PROVIDED TEXT.
☆ ☆ ☆

Chinese Layout Gap Analysis (clreq-gap) for Typst

Hello typst authors and developers!

We’ve drafted a document describing gaps or shortcomings in typst for the support of the Chinese script, including text layout and bibliography.

Gaps

I started the document because I noticed a few subtle obstacles when writing Chinese in typst.

The issue shown in the image below might be the most notorious. While it may not appear to be specific to Chinese, it directly prevents effective use of Chinese numbering styles such as "一、". As a result, Chinese authors are often forced to either abandon this format, or resort to show h.where(amount: 0.3em): none. According to GitHub search results, 19 / 41 ≈ 46% authors apply this weird show rule.
Too wide spacing between heading numbering and title

Invisible issues

Moreover, I think the basic issues are kind of underrepresented in GitHub Issues.

Professional guys often create workaronds and tend to report cool advanced issues, while average authors struggle silently with basics. Not all people have time/skill to report clean, reproducable, and fixable issues. There is a Chinese chat group focused on typst, and people are asking basic questions everyday. However, these questions rarely turn into GitHub Issues due to reporting barriers.

Another reason is the complexity of typography. The following issue is caused by an imperfect font. It hasn’t been reported in GitHub Issues (AFAIK), as it’s not typst’s fault. However, we can certainly provide a better default.

Citation numbers are flying over their bracket

A structured overview

The document organizes issues using the same framework as the W3C clreq-gap for Web/ebooks. Each issue is categorized and marked with a priority level.

Summary

Hope it will help you find previous issues (and workarounds) easier.

Notes

  • The document is written in typst and hosted open source (Apache 2.0).

  • It is still an early draft and open for discussion and contributions.

    You can comment in English or Chinese in that repo, but please use English when replying here (due to forum rules).

  • There was a Japanese wish list. Perhaps there could also be a Japanese document?

☆ ☆ ☆

MATERIAL SUPPLIED.
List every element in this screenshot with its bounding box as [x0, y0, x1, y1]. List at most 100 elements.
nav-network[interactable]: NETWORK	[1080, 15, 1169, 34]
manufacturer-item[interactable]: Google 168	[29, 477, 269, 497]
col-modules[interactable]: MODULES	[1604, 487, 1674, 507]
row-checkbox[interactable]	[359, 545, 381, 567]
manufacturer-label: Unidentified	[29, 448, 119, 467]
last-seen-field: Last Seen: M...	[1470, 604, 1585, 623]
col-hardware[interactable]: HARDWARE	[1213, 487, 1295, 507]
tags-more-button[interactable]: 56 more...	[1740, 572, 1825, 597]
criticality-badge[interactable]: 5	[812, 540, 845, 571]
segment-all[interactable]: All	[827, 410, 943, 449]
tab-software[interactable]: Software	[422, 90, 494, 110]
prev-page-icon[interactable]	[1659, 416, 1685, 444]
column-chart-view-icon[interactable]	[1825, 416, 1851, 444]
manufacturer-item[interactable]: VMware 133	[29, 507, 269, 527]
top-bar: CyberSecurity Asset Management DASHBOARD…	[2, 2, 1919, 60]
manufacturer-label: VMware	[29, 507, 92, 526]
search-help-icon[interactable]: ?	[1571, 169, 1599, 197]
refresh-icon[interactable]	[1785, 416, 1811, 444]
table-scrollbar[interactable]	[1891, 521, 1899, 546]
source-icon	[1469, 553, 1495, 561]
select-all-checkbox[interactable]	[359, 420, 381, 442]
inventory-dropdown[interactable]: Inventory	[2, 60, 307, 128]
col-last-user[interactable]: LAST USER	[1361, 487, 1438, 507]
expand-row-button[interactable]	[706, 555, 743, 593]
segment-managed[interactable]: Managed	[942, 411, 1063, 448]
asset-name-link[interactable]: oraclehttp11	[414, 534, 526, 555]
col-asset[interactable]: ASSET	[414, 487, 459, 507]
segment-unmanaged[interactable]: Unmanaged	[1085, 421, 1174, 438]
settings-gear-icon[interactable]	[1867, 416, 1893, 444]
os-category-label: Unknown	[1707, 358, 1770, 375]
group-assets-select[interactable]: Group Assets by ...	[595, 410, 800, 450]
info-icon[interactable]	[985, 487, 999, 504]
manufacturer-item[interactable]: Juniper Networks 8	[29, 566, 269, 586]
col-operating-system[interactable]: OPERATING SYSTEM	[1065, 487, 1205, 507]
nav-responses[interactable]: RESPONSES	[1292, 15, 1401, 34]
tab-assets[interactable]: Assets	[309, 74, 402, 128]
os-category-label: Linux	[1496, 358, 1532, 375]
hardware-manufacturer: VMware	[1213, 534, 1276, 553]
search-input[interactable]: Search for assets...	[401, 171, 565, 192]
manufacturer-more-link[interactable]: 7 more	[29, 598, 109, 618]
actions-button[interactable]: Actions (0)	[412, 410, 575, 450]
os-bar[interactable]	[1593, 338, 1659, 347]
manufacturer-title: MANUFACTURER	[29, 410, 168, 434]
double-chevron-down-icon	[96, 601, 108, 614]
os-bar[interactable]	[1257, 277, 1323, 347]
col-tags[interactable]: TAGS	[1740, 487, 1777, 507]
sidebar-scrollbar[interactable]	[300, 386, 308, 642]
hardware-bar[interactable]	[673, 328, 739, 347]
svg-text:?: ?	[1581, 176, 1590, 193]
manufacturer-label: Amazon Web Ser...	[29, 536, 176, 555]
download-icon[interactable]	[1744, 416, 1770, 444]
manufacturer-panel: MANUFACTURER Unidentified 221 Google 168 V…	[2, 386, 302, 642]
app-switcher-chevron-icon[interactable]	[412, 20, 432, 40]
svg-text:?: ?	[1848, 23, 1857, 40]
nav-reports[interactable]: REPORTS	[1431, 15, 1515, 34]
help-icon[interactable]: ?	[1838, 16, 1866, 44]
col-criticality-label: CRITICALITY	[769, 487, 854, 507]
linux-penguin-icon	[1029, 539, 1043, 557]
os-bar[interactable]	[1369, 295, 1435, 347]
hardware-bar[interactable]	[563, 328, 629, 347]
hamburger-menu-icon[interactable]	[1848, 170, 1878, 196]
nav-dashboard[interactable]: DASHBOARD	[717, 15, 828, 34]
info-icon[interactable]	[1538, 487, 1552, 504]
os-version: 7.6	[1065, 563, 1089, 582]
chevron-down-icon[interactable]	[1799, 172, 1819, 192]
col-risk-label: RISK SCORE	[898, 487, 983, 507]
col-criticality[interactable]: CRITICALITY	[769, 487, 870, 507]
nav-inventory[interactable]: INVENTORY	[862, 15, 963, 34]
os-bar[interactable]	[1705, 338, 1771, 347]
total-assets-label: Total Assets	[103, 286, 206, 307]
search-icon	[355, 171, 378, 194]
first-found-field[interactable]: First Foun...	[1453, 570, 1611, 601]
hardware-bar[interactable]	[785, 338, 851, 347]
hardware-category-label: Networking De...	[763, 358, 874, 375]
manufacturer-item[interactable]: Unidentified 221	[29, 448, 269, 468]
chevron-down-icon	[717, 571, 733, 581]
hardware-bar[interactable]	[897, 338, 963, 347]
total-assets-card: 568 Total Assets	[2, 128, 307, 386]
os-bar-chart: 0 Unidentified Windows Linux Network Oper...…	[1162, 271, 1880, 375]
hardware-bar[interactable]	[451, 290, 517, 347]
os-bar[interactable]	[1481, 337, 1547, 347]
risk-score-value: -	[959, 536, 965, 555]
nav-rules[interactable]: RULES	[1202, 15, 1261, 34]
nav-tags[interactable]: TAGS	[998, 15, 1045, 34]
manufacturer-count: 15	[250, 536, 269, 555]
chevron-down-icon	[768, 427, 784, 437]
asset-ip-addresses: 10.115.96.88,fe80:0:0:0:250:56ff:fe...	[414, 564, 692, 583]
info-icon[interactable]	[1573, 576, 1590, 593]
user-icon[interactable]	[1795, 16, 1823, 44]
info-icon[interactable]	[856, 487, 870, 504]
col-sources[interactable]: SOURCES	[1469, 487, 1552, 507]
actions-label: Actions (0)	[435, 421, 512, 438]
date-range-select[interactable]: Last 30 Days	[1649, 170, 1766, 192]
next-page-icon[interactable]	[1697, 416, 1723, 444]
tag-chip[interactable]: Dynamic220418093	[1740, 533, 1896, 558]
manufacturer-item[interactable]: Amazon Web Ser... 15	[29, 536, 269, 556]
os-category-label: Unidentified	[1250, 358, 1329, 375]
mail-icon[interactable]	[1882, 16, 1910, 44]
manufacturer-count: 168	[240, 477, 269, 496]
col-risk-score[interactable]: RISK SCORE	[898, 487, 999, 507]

☆ ☆ ☆

JOB 1. In the forum post about Chinese layout gaps in typst, say whether each statement agrees with the post: (a) the document is released under the Apache 2.0 license; (b) more than half of the authors found through GitHub search use the show rule for spacing; (c) the issue with citation numbers has already been reported in GitHub Issues. For each, answer yes or no and quote the deciding words.
JOB 2. Write the next part of the forum post about Chinese layout gaps in typst, starting after its final sentence.

RESULT 1.
(a) Yes: "The document is written in typst and hosted open source (Apache 2.0)."
(b) No: "19 / 41 ≈ 46% authors apply this weird show rule."
(c) No: "It hasn’t been reported in GitHub Issues (AFAIK), as it’s not typst’s fault."

RESULT 2.
    There are also issues shared with Lithuanian, Basque, etc.

Thank you for your attention!

10 Likes

What does “gap” mean? Unimplemented stuff? An issue? Chinese Layout Gap Analysis also uses it a lot, but doesn’t explain it.

At first, it sounds literally like a visible gap in the layout output. But then it sounds like shortcomings.

For this issue Strict grid aligned in both horizontal and vertical axes 严格纵横对齐的网格 a trailing #linebreak(justify: true) might be a good workaround for now, it seems to make a full grid alignment in for that example. Maybe you have other more difficult examples not covered by this.

1 Like

The gap means the distance between the expected and the current. All gaps are issues.

Oh sorry, I will improve the wording later.

1 Like

It makes sense, thank you! I will replace it with an example whose last line is not fully filled.

Okay, so it is literal gaps and issues (that these gaps exist) at the same time.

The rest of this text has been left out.